**TASK DIRECTIONS:** Find and return each line containing "this".

* BEGIN PROVIDED RECORDS *

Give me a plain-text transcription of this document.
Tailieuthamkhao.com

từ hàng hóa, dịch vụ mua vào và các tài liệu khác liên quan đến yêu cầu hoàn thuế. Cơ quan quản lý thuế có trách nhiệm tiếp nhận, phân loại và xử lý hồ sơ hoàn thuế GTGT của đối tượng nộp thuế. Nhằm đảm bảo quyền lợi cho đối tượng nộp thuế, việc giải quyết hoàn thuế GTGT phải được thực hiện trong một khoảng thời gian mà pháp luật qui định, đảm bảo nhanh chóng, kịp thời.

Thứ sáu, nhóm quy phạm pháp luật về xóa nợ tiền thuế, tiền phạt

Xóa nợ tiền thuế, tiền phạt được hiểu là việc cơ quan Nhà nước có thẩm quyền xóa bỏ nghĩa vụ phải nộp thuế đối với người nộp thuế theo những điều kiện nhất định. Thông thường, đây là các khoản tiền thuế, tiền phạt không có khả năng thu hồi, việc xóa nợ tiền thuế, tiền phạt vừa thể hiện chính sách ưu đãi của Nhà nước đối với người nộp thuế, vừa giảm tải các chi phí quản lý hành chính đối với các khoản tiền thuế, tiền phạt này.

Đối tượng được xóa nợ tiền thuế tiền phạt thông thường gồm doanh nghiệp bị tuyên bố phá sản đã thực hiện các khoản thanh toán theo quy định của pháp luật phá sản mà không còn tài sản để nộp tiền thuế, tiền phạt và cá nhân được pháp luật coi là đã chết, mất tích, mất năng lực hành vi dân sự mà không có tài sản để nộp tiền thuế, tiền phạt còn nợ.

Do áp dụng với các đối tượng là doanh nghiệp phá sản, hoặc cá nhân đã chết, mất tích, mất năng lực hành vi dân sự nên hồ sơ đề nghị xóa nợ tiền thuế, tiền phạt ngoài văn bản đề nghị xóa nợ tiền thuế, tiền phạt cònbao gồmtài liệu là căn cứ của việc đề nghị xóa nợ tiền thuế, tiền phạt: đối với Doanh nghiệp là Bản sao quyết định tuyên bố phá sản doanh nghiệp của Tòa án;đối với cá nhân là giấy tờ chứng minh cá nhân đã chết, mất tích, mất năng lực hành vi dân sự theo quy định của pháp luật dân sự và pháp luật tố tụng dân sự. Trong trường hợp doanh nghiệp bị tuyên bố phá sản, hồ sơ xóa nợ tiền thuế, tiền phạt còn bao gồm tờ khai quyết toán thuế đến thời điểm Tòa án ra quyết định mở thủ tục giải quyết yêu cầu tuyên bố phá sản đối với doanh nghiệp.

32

* END PROVIDED RECORDS *
* BEGIN PROVIDED RECORDS *

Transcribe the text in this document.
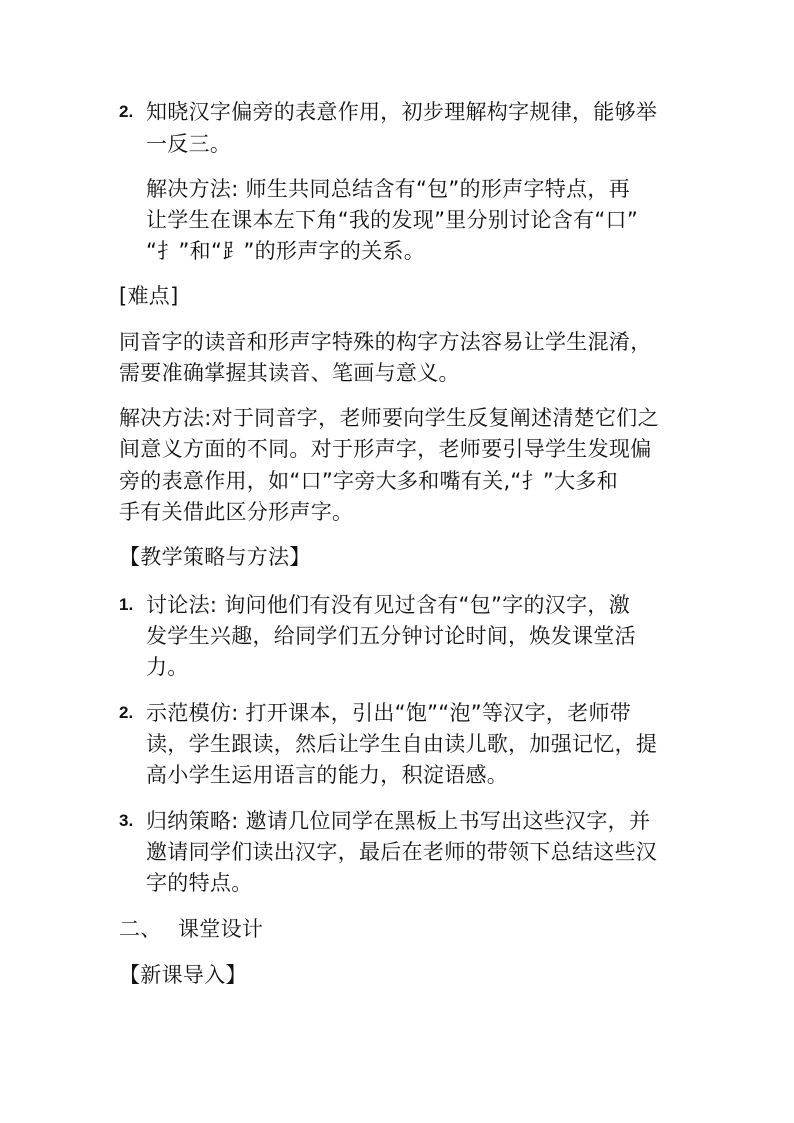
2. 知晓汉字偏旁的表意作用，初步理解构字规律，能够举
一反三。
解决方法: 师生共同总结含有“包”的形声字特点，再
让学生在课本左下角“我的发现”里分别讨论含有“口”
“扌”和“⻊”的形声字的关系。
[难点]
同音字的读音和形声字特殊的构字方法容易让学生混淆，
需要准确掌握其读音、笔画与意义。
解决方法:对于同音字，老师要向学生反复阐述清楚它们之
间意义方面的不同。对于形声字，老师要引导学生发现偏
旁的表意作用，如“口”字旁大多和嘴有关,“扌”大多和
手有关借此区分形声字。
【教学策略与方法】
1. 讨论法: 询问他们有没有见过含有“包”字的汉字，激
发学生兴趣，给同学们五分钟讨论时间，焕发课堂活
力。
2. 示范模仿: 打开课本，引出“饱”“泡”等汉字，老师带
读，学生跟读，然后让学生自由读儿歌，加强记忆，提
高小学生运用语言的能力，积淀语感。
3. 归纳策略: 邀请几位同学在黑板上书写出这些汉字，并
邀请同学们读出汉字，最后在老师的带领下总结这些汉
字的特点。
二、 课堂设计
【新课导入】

* END PROVIDED RECORDS *

**EXERCISE OUTPUT:**
Give me a plain-text transcription of this document.
Transcribe the text in this document.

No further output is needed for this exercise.